Saved entries:
[Start]
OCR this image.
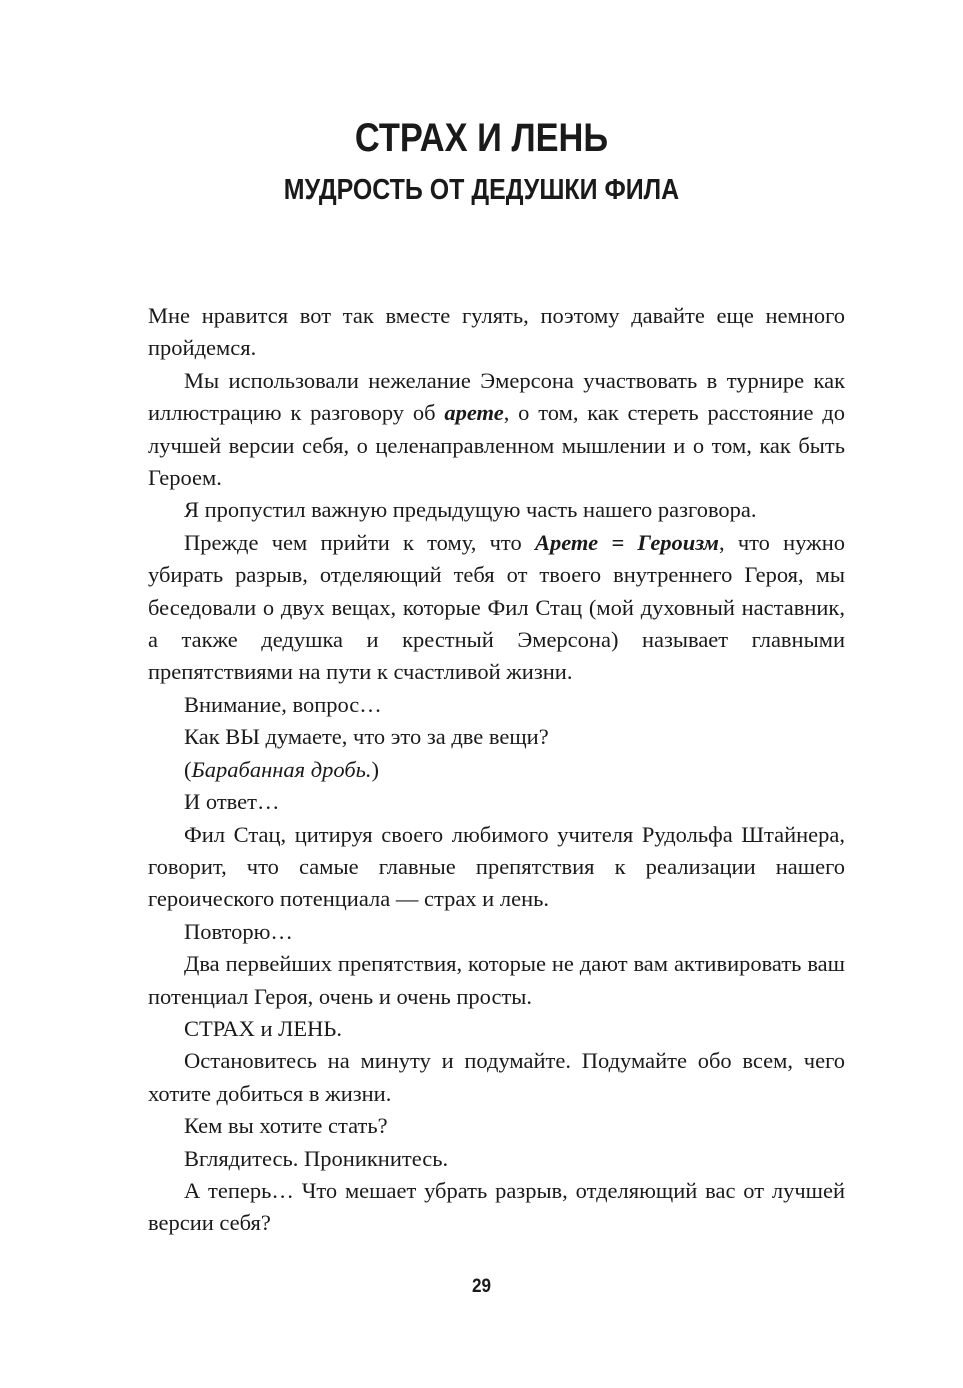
СТРАХ И ЛЕНЬ
МУДРОСТЬ ОТ ДЕДУШКИ ФИЛА

Мне нравится вот так вместе гулять, поэтому давайте еще немного пройдемся.

Мы использовали нежелание Эмерсона участвовать в турнире как иллюстрацию к разговору об арете, о том, как стереть расстояние до лучшей версии себя, о целенаправленном мышлении и о том, как быть Героем.

Я пропустил важную предыдущую часть нашего разговора.

Прежде чем прийти к тому, что Арете = Героизм, что нужно убирать разрыв, отделяющий тебя от твоего внутреннего Героя, мы беседовали о двух вещах, которые Фил Стац (мой духовный наставник, а также дедушка и крестный Эмерсона) называет главными препятствиями на пути к счастливой жизни.

Внимание, вопрос…

Как ВЫ думаете, что это за две вещи?

(Барабанная дробь.)

И ответ…

Фил Стац, цитируя своего любимого учителя Рудольфа Штайнера, говорит, что самые главные препятствия к реализации нашего героического потенциала — страх и лень.

Повторю…

Два первейших препятствия, которые не дают вам активировать ваш потенциал Героя, очень и очень просты.

СТРАХ и ЛЕНЬ.

Остановитесь на минуту и подумайте. Подумайте обо всем, чего хотите добиться в жизни.

Кем вы хотите стать?

Вглядитесь. Проникнитесь.

А теперь… Что мешает убрать разрыв, отделяющий вас от лучшей версии себя?

29
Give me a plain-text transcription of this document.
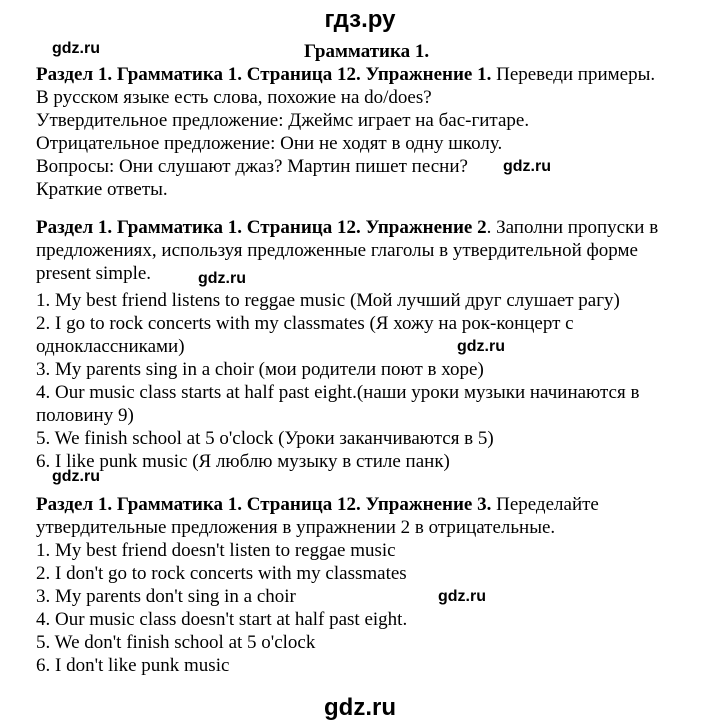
гдз.ру
gdz.ru	Грамматика 1.
Раздел 1. Грамматика 1. Страница 12. Упражнение 1. Переведи примеры.
В русском языке есть слова, похожие на do/does?
Утвердительное предложение: Джеймс играет на бас-гитаре.
Отрицательное предложение: Они не ходят в одну школу.
Вопросы: Они слушают джаз? Мартин пишет песни? gdz.ru
Краткие ответы.
Раздел 1. Грамматика 1. Страница 12. Упражнение 2. Заполни пропуски в
предложениях, используя предложенные глаголы в утвердительной форме
present simple.	gdz.ru
1. My best friend listens to reggae music (Мой лучший друг слушает рагу)
2. I go to rock concerts with my classmates (Я хожу на рок-концерт с
одноклассниками)	gdz.ru
3. My parents sing in a choir (мои родители поют в хоре)
4. Our music class starts at half past eight.(наши уроки музыки начинаются в
половину 9)
5. We finish school at 5 o'clock (Уроки заканчиваются в 5)
6. I like punk music (Я люблю музыку в стиле панк)
gdz.ru
Раздел 1. Грамматика 1. Страница 12. Упражнение 3. Переделайте
утвердительные предложения в упражнении 2 в отрицательные.
1. My best friend doesn't listen to reggae music
2. I don't go to rock concerts with my classmates
3. My parents don't sing in a choir	gdz.ru
4. Our music class doesn't start at half past eight.
5. We don't finish school at 5 o'clock
6. I don't like punk music
gdz.ru
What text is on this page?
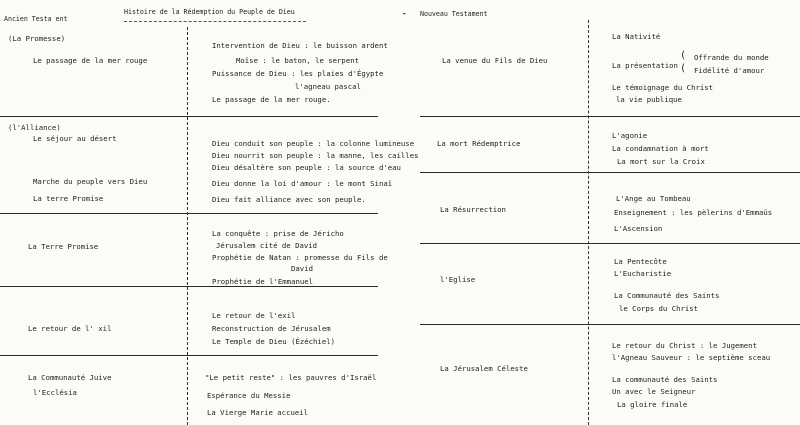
Ancien Testa ent
Histoire de la Rédemption du Peuple de Dieu	⁃ Nouveau Testament
(La Promesse)
Le passage de la mer rouge
Intervention de Dieu : le buisson ardent
Moïse : le baton, le serpent
Puissance de Dieu : les plaies d'Égypte
l'agneau pascal
Le passage de la mer rouge.
(l'Alliance)
Le séjour au désert
Marche du peuple vers Dieu
La terre Promise
Dieu conduit son peuple : la colonne lumineuse
Dieu nourrit son peuple : la manne, les cailles
Dieu désaltère son peuple : la source d'eau
Dieu donne la loi d'amour : le mont Sinaï
Dieu fait alliance avec son peuple.
La Terre Promise
La conquête : prise de Jéricho
Jérusalem cité de David
Prophétie de Natan : promesse du Fils de
David
Prophétie de l'Emmanuel
Le retour de l' xil
Le retour de l'exil
Reconstruction de Jérusalem
Le Temple de Dieu (Ézéchiel)
La Communauté Juive
l'Ecclésia
"Le petit reste" : les pauvres d'Israël
Espérance du Messie
La Vierge Marie accueil
La venue du Fils de Dieu
La Nativité
La présentation
Le témoignage du Christ
la vie publique
(
(
Offrande du monde
Fidélité d'amour
La mort Rédemptrice
L'agonie
La condamnation à mort
La mort sur la Croix
La Résurrection
L'Ange au Tombeau
Enseignement : les pèlerins d'Emmaüs
L'Ascension
l'Eglise
La Pentecôte
L'Eucharistie
La Communauté des Saints
le Corps du Christ
La Jérusalem Céleste
Le retour du Christ : le Jugement
l'Agneau Sauveur : le septième sceau
La communauté des Saints
Un avec le Seigneur
La gloire finale
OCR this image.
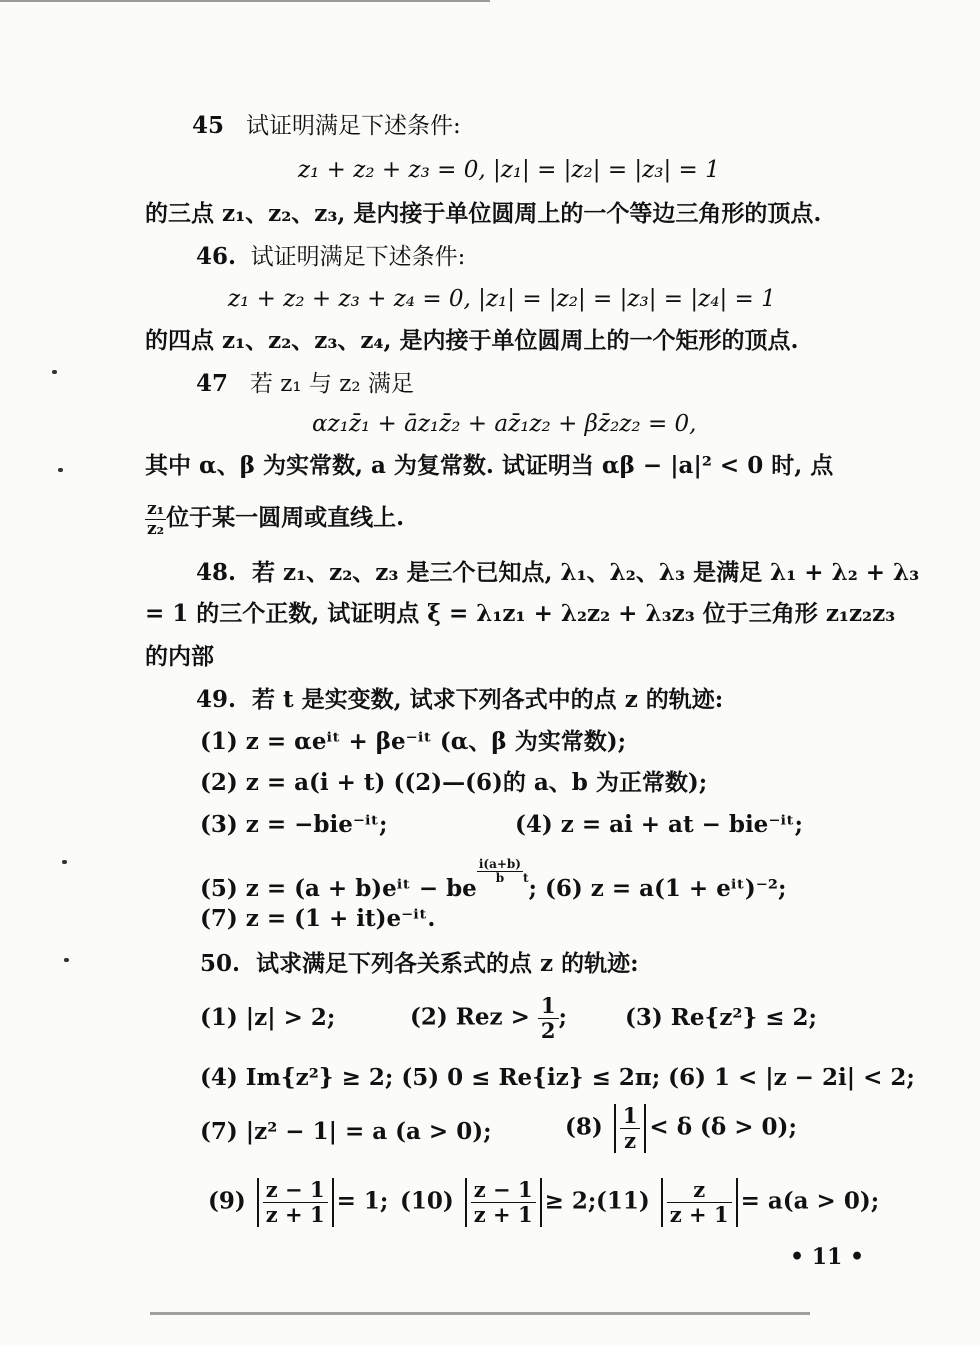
45 试证明满足下述条件:
z₁ + z₂ + z₃ = 0, |z₁| = |z₂| = |z₃| = 1
的三点 z₁、z₂、z₃, 是内接于单位圆周上的一个等边三角形的顶点.
46. 试证明满足下述条件:
z₁ + z₂ + z₃ + z₄ = 0, |z₁| = |z₂| = |z₃| = |z₄| = 1
的四点 z₁、z₂、z₃、z₄, 是内接于单位圆周上的一个矩形的顶点.
47 若 z₁ 与 z₂ 满足
αz₁z̄₁ + āz₁z̄₂ + az̄₁z₂ + βz̄₂z₂ = 0,
其中 α、β 为实常数, a 为复常数. 试证明当 αβ − |a|² < 0 时, 点
$\frac{\text{z₁}}{\text{z₂}}$ 位于某一圆周或直线上.
48. 若 z₁、z₂、z₃ 是三个已知点, λ₁、λ₂、λ₃ 是满足 λ₁ + λ₂ + λ₃
= 1 的三个正数, 试证明点 ξ = λ₁z₁ + λ₂z₂ + λ₃z₃ 位于三角形 z₁z₂z₃
的内部
49. 若 t 是实变数, 试求下列各式中的点 z 的轨迹:
(1) z = αeⁱᵗ + βe⁻ⁱᵗ (α、β 为实常数);
(2) z = a(i + t) ((2)—(6)的 a、b 为正常数);
(3) z = −bie⁻ⁱᵗ;	(4) z = ai + at − bie⁻ⁱᵗ;
(5) z = (a + b)eⁱᵗ − be
$\frac{i(a+b)}{b} ^t$; (6) z = a(1 + eⁱᵗ)⁻²;
(7) z = (1 + it)e⁻ⁱᵗ.
50. 试求满足下列各关系式的点 z 的轨迹:
(1) |z| > 2;	(2) Rez > $\frac{1}{2}$ ;	(3) Re{z²} ≤ 2;
(4) Im{z²} ≥ 2; (5) 0 ≤ Re{iz} ≤ 2π; (6) 1 < |z − 2i| < 2;
(7) |z² − 1| = a (a > 0);	$(8) \frac{1}{z} < \delta$ (δ > 0);
$(9) \frac{z - 1}{z + 1} = 1$; $(10) \frac{z - 1}{z + 1} \ge 2$; $(11) \frac{z}{z + 1} = a(a > 0)$;
• 11 •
[End]
In the entries above, find each line with the word "retour" and show it.

Result for this exercise:
Le retour de l' xil
Le retour de l'exil
Le retour du Christ : le Jugement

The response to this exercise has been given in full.